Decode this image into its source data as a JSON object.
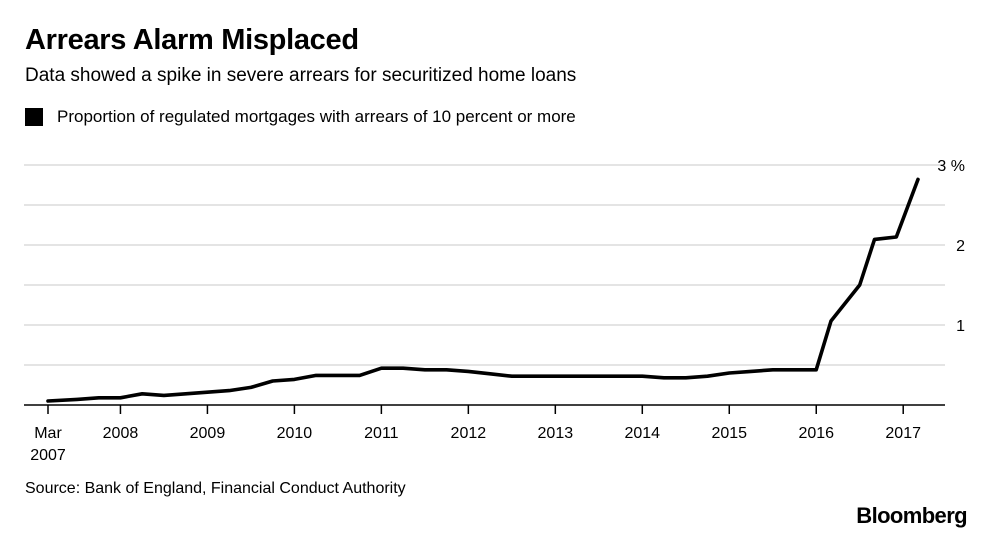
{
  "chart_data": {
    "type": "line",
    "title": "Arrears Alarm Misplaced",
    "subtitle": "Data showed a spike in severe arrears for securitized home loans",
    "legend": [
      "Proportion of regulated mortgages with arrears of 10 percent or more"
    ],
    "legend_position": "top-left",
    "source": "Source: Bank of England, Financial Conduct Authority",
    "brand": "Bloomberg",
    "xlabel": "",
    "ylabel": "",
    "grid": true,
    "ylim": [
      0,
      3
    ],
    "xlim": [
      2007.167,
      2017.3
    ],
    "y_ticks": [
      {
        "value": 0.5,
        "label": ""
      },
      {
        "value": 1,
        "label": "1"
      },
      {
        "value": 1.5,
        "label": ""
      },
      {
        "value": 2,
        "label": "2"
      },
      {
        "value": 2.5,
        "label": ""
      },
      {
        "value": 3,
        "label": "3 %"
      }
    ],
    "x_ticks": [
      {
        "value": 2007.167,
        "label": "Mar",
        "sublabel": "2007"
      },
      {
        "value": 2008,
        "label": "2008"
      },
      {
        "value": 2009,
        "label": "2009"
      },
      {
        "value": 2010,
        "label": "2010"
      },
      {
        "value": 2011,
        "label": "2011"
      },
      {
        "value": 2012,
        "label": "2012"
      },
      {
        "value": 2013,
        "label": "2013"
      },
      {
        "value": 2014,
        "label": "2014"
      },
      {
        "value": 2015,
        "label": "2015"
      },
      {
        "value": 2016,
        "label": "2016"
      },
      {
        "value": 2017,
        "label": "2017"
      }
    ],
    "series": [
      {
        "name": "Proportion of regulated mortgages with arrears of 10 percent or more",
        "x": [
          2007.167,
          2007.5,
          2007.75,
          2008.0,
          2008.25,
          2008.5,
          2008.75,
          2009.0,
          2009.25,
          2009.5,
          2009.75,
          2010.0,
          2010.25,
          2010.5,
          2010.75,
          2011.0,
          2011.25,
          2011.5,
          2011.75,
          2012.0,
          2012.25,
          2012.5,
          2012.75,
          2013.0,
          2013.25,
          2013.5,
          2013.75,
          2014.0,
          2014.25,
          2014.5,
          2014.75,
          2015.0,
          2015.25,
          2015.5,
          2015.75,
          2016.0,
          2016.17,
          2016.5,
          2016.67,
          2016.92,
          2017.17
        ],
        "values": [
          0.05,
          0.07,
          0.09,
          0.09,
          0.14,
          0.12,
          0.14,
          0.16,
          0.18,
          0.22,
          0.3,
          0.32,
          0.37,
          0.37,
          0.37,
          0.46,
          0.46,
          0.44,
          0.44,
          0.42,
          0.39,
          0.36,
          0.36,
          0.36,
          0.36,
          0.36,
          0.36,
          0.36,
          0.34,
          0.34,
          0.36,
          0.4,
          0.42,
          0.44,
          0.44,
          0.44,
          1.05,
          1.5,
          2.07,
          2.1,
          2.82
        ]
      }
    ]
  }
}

****************

Directions - State how many lines of the listing include the word "percent". Reply with the number alone.

Expected output - 2